Recorded data
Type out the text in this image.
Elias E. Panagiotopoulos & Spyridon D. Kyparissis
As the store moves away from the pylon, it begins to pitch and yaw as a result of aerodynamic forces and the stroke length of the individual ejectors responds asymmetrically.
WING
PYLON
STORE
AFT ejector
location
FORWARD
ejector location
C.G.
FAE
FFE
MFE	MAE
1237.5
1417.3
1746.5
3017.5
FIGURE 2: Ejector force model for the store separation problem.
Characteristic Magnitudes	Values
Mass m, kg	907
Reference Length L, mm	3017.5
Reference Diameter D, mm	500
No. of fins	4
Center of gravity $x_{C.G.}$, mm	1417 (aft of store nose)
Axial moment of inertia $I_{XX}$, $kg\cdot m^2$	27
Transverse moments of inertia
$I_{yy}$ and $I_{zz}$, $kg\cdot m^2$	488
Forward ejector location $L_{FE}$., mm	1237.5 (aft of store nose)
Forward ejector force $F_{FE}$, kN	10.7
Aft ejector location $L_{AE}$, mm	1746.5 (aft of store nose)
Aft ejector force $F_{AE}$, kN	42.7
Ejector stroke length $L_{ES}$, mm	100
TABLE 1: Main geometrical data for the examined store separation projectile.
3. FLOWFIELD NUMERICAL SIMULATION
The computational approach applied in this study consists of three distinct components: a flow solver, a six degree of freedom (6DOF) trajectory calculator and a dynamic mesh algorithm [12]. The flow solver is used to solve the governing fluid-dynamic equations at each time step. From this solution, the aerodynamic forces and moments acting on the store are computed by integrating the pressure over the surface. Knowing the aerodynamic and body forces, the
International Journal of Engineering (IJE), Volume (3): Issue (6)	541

→ **WHAT IS BEING ASKED**: Each line of the material that holds the string "moments" counts once; give the total alone.

→ **RESULT BELOW**: 2